-- Begin --
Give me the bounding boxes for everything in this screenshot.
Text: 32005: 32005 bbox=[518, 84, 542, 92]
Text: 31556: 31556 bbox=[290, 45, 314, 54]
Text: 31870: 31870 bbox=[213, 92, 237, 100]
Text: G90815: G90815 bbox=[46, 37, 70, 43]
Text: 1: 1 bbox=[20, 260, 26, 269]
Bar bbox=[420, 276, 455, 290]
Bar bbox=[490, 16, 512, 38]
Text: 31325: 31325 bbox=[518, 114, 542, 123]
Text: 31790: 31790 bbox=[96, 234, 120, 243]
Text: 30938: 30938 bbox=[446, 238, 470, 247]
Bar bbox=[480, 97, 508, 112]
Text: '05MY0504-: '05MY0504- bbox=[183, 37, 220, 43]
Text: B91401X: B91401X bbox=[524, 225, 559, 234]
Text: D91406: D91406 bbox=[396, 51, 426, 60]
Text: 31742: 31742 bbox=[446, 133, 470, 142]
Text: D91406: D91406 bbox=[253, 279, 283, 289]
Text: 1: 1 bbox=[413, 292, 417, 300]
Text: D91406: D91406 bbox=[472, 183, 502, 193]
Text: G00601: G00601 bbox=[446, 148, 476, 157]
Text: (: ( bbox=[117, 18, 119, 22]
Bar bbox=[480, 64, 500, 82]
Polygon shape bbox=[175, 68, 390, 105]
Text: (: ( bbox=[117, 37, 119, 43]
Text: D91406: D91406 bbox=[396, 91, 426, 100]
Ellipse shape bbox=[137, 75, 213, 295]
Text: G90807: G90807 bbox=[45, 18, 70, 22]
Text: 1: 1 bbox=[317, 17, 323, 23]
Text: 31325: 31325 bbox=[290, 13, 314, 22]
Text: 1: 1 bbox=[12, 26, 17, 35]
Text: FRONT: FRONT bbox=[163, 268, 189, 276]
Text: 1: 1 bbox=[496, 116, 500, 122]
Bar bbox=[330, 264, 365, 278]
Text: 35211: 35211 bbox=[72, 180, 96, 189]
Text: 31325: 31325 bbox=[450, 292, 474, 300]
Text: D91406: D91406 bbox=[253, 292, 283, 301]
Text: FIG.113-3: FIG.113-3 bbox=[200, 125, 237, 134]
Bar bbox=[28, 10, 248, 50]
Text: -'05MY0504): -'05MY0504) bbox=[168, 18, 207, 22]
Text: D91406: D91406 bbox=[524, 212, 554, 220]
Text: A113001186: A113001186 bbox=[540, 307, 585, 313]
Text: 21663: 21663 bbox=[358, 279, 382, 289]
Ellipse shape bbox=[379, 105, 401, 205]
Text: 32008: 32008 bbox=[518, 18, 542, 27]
-- End --
- OBJECTIVE
Rewrite the records above, replacing each occurrence of "Ellipse shape" with "Oval shape" and keeping every other character the same.

- REPLY TO THE EXERCISE
Give me the bounding boxes for everything in this screenshot.
Text: 32005: 32005 bbox=[518, 84, 542, 92]
Text: 31556: 31556 bbox=[290, 45, 314, 54]
Text: 31870: 31870 bbox=[213, 92, 237, 100]
Text: G90815: G90815 bbox=[46, 37, 70, 43]
Text: 1: 1 bbox=[20, 260, 26, 269]
Bar bbox=[420, 276, 455, 290]
Bar bbox=[490, 16, 512, 38]
Text: 31325: 31325 bbox=[518, 114, 542, 123]
Text: 31790: 31790 bbox=[96, 234, 120, 243]
Text: 30938: 30938 bbox=[446, 238, 470, 247]
Bar bbox=[480, 97, 508, 112]
Text: '05MY0504-: '05MY0504- bbox=[183, 37, 220, 43]
Text: B91401X: B91401X bbox=[524, 225, 559, 234]
Text: D91406: D91406 bbox=[396, 51, 426, 60]
Text: 31742: 31742 bbox=[446, 133, 470, 142]
Text: D91406: D91406 bbox=[253, 279, 283, 289]
Text: 1: 1 bbox=[413, 292, 417, 300]
Text: D91406: D91406 bbox=[472, 183, 502, 193]
Text: G00601: G00601 bbox=[446, 148, 476, 157]
Text: (: ( bbox=[117, 18, 119, 22]
Bar bbox=[480, 64, 500, 82]
Polygon shape bbox=[175, 68, 390, 105]
Text: (: ( bbox=[117, 37, 119, 43]
Text: D91406: D91406 bbox=[396, 91, 426, 100]
Oval shape bbox=[137, 75, 213, 295]
Text: G90807: G90807 bbox=[45, 18, 70, 22]
Text: 1: 1 bbox=[317, 17, 323, 23]
Text: 31325: 31325 bbox=[290, 13, 314, 22]
Text: 1: 1 bbox=[12, 26, 17, 35]
Text: FRONT: FRONT bbox=[163, 268, 189, 276]
Text: 1: 1 bbox=[496, 116, 500, 122]
Bar bbox=[330, 264, 365, 278]
Text: 35211: 35211 bbox=[72, 180, 96, 189]
Text: 31325: 31325 bbox=[450, 292, 474, 300]
Text: D91406: D91406 bbox=[253, 292, 283, 301]
Text: FIG.113-3: FIG.113-3 bbox=[200, 125, 237, 134]
Bar bbox=[28, 10, 248, 50]
Text: -'05MY0504): -'05MY0504) bbox=[168, 18, 207, 22]
Text: D91406: D91406 bbox=[524, 212, 554, 220]
Text: A113001186: A113001186 bbox=[540, 307, 585, 313]
Text: 21663: 21663 bbox=[358, 279, 382, 289]
Oval shape bbox=[379, 105, 401, 205]
Text: 32008: 32008 bbox=[518, 18, 542, 27]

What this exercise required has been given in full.